• _What is required_
Wherever the string "text" appears, copy the whole line.

• _The records_
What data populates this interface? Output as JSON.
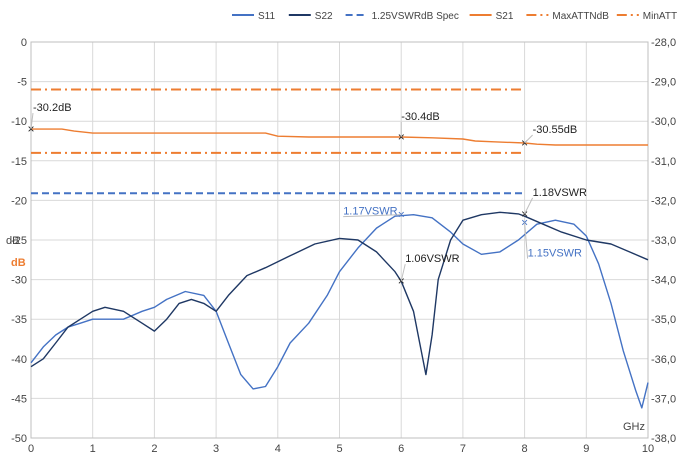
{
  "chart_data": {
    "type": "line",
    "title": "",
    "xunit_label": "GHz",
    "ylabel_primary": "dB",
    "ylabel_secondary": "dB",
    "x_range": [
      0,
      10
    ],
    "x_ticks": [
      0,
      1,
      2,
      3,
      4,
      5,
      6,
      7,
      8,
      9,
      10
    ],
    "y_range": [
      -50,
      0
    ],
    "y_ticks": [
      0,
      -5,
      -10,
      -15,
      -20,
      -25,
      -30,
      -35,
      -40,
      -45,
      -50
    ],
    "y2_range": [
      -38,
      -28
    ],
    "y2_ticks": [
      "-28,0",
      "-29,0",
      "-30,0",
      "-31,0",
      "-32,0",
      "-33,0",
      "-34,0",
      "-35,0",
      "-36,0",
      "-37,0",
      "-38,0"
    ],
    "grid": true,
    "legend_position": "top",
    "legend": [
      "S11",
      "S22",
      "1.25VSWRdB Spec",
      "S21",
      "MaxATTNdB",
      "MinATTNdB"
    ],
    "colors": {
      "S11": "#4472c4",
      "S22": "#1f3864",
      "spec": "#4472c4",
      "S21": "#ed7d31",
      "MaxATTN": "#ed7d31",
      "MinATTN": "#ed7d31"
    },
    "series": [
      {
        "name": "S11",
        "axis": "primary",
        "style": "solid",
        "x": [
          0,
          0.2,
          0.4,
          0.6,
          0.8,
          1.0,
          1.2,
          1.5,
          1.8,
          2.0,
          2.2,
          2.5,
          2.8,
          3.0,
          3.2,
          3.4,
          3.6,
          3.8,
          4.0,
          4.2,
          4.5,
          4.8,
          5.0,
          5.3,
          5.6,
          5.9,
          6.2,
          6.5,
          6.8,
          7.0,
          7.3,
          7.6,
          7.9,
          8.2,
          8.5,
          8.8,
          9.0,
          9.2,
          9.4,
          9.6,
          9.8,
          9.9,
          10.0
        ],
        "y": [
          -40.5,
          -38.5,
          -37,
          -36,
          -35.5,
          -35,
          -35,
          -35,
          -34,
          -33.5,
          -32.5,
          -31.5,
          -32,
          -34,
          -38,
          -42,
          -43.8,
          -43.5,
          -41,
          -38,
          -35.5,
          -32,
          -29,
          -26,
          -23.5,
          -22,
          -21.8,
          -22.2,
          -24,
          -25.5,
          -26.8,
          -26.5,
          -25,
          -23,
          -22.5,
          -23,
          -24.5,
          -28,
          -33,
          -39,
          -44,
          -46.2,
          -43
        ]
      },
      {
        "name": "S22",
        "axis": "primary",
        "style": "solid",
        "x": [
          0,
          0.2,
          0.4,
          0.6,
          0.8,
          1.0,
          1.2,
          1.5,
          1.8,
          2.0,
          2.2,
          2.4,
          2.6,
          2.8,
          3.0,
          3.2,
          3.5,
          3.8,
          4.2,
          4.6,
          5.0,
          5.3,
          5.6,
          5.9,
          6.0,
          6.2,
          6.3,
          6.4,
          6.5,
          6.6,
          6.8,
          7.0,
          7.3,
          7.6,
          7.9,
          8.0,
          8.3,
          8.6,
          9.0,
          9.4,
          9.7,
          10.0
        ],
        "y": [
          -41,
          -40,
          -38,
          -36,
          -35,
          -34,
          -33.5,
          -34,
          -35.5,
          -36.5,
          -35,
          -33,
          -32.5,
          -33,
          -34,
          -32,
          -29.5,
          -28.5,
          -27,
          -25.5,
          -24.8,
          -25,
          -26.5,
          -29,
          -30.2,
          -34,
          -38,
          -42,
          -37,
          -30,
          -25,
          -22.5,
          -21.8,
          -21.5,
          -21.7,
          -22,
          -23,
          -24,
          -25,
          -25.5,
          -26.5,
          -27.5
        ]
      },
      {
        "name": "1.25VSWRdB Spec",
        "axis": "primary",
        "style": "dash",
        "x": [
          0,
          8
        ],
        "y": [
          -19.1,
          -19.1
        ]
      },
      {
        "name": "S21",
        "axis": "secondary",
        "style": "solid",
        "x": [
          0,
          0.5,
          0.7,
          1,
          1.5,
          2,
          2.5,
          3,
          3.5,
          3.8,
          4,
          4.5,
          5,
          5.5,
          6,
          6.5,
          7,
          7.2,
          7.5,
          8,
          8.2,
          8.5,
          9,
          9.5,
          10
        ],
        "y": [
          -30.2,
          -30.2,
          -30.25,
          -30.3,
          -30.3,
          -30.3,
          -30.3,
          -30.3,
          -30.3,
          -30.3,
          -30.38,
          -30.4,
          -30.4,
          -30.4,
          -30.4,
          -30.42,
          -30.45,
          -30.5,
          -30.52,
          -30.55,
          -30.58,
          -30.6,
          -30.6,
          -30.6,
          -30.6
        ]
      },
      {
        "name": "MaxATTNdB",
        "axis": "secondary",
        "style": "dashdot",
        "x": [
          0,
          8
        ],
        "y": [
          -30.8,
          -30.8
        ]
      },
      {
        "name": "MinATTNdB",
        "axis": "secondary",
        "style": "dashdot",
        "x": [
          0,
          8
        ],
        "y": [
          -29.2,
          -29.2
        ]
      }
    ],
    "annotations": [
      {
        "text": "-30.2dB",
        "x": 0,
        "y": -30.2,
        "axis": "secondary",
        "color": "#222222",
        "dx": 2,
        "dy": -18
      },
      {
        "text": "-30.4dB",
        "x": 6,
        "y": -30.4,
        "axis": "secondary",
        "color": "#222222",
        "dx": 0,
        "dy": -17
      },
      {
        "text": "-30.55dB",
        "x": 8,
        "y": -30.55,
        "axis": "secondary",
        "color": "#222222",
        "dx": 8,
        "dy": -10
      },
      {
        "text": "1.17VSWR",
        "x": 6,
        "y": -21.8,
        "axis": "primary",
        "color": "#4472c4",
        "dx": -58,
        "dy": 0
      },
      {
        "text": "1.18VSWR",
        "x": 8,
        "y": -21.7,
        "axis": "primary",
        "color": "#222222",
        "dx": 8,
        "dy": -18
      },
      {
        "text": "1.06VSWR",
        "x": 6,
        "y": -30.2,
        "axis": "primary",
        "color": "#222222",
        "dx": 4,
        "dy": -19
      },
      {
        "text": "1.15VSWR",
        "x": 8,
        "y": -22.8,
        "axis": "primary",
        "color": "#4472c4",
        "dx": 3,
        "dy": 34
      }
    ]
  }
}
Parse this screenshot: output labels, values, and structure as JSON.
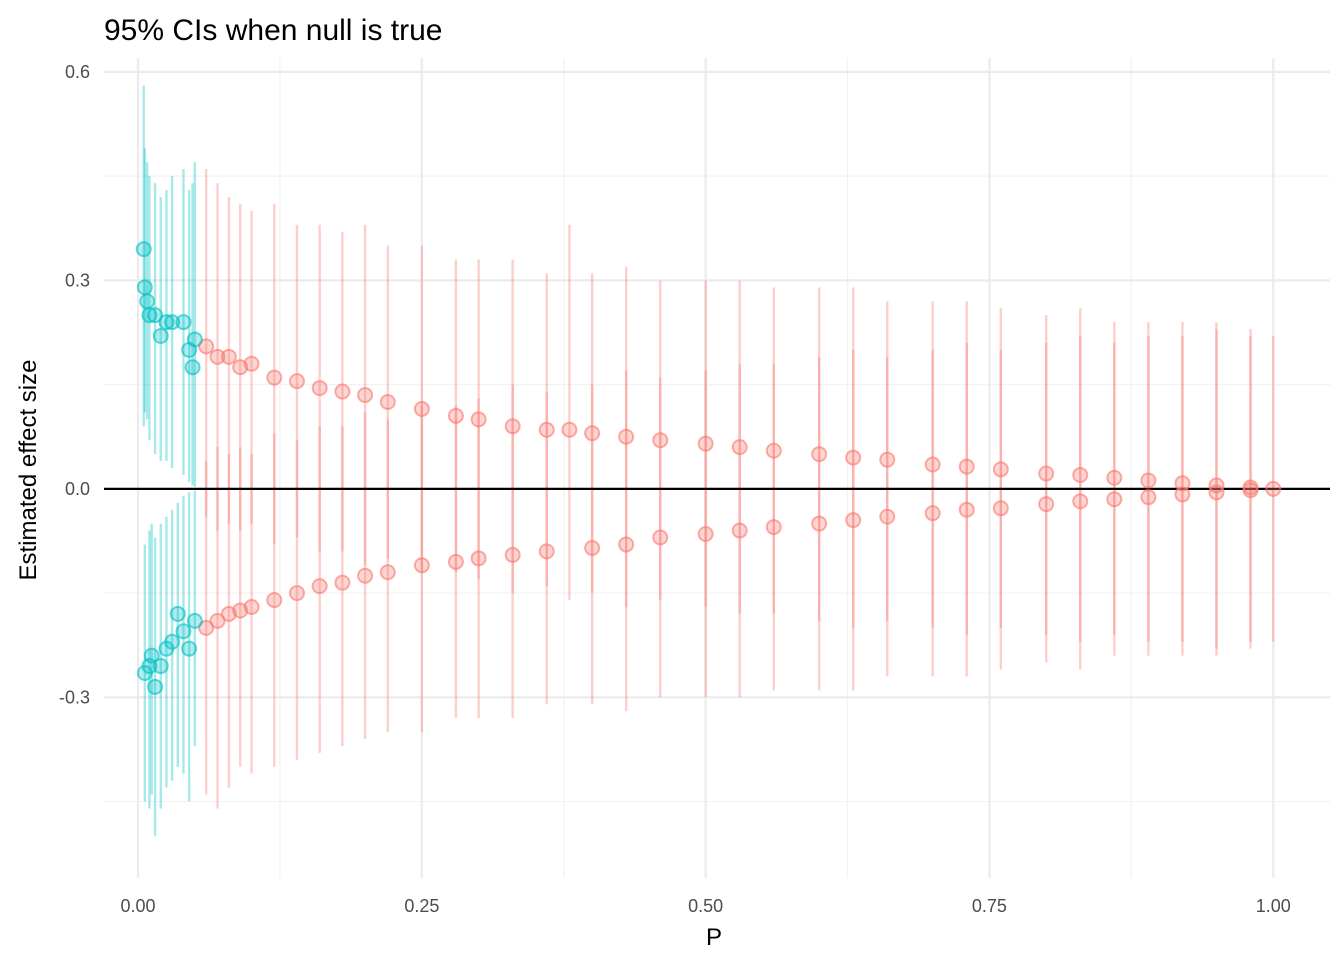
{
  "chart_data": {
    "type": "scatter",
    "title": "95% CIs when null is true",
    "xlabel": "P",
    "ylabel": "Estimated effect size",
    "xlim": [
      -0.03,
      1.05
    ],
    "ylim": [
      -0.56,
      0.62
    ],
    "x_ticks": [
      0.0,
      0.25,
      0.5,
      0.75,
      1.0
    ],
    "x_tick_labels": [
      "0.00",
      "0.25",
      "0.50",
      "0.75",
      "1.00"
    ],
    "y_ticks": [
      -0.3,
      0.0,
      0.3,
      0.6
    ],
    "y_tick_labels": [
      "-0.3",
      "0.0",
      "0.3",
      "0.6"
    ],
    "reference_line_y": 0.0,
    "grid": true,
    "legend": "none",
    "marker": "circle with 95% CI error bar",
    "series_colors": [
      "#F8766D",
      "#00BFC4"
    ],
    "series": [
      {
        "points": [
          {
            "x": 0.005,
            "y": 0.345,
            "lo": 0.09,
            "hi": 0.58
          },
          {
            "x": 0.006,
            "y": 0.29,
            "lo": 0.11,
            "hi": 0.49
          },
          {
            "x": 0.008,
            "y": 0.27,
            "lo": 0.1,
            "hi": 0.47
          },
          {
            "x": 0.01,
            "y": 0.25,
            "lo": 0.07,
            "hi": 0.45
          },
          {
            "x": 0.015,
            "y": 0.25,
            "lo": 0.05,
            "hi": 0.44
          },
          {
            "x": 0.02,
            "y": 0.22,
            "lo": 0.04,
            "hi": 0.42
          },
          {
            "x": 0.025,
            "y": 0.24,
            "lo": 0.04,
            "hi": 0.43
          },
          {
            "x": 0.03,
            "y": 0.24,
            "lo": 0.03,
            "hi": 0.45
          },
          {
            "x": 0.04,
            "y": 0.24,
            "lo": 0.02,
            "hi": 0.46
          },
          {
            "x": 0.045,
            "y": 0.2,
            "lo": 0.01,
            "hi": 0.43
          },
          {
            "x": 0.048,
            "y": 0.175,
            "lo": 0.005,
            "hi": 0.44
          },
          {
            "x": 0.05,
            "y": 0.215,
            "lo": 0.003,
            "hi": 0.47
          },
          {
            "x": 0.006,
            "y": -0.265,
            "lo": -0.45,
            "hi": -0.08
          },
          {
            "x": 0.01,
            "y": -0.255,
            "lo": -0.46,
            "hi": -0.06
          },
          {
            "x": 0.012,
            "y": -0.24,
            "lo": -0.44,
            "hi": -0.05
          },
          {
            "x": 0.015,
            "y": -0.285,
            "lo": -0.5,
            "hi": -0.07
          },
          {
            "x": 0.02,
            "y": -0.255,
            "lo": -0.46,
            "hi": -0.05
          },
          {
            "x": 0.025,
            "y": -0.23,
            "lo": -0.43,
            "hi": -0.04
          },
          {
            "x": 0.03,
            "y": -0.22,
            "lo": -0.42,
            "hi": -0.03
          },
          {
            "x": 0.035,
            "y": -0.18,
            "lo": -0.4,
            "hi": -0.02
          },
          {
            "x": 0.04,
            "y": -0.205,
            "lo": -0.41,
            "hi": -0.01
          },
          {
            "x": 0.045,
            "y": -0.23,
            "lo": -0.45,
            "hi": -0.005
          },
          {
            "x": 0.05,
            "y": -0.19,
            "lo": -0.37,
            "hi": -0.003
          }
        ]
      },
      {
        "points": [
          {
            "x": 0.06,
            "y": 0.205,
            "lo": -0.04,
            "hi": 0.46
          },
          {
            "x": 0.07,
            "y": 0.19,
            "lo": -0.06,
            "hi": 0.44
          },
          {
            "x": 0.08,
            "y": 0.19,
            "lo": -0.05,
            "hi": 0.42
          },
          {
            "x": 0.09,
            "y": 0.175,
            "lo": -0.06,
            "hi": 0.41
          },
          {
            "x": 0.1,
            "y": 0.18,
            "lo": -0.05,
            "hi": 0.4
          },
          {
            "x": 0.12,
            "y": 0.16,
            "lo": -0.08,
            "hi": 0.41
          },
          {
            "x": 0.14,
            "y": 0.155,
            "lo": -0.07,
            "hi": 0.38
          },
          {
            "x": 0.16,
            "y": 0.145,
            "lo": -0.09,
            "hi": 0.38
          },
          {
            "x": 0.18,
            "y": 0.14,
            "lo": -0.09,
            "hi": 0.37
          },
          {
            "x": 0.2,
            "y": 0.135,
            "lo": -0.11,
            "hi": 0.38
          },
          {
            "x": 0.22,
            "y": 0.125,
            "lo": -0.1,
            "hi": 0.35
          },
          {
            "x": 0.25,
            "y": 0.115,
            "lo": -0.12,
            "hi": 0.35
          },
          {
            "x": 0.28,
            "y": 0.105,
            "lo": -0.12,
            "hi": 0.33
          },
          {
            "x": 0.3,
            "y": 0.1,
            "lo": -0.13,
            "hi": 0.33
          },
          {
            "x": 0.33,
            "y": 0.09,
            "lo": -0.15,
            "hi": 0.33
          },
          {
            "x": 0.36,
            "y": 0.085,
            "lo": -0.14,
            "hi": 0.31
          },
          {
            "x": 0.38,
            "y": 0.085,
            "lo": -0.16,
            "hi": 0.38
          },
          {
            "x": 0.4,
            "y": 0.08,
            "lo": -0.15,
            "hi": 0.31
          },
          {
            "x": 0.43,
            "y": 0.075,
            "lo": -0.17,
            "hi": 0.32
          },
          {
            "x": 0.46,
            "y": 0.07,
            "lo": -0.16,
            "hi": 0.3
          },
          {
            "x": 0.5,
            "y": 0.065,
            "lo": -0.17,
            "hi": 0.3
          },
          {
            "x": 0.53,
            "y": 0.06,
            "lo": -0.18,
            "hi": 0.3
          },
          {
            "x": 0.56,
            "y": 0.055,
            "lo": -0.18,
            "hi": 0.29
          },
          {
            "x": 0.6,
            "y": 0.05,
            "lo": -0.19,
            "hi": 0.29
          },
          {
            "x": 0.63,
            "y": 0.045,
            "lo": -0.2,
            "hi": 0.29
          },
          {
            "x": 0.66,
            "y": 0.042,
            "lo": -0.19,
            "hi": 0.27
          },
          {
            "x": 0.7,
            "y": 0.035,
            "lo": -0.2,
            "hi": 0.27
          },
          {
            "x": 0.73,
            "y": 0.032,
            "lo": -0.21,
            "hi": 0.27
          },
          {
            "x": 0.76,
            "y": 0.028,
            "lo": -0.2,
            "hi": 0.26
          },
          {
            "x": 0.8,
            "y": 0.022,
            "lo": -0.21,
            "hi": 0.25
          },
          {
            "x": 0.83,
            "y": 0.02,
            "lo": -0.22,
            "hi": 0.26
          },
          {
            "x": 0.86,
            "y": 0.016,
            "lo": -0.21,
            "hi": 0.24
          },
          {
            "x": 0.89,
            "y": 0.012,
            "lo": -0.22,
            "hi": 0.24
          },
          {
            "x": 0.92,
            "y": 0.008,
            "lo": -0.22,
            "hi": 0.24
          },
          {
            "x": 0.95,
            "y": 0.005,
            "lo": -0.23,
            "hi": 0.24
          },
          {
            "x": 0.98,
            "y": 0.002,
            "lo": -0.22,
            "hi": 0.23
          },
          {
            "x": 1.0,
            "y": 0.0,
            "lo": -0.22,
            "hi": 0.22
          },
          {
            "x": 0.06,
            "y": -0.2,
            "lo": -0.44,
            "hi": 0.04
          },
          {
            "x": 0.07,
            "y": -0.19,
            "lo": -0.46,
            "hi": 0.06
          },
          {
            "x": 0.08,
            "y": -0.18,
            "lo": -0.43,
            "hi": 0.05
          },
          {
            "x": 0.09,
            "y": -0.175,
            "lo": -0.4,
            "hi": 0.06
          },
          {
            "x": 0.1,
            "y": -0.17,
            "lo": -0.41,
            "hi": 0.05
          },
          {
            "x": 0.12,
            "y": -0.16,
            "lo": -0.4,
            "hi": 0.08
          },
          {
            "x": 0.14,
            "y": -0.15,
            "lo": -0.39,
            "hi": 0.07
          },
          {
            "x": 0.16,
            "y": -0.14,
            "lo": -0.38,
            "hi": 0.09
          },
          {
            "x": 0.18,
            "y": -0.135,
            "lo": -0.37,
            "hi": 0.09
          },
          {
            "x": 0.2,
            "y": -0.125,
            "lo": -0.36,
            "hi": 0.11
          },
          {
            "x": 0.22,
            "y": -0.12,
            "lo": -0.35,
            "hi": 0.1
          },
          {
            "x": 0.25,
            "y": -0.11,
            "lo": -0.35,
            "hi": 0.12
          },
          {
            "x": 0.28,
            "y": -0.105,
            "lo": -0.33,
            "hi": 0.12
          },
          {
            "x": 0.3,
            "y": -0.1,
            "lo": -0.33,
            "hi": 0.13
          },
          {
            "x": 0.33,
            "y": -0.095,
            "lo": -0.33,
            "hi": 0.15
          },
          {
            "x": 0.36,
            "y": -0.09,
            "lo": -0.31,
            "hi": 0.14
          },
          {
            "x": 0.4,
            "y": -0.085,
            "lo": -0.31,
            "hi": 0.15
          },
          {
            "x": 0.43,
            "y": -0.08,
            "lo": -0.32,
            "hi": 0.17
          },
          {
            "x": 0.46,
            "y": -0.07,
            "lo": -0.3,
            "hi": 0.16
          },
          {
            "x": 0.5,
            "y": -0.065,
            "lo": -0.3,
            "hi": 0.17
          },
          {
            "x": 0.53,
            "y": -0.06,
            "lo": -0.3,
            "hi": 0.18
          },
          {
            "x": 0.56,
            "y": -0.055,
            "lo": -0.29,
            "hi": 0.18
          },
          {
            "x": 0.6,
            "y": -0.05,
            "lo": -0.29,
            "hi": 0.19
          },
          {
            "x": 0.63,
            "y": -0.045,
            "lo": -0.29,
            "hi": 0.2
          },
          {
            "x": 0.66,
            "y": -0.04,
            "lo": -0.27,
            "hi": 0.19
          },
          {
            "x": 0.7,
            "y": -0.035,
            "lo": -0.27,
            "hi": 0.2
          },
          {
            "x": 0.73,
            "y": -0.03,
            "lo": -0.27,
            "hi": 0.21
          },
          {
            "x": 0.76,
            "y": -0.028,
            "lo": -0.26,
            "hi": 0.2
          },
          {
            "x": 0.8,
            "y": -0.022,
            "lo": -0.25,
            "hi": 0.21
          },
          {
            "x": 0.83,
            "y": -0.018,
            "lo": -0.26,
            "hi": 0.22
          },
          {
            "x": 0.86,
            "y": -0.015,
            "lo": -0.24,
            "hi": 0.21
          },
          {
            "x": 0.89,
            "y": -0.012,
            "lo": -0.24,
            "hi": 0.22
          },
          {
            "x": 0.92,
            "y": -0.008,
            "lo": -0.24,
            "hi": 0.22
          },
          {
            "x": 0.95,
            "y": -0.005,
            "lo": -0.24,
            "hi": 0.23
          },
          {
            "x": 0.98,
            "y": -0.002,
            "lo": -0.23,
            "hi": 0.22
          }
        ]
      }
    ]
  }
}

• _Result of the exercise_
        "text": "-30.2dB",
        "text": "-30.4dB",
        "text": "-30.55dB",
        "text": "1.17VSWR",
        "text": "1.18VSWR",
        "text": "1.06VSWR",
        "text": "1.15VSWR",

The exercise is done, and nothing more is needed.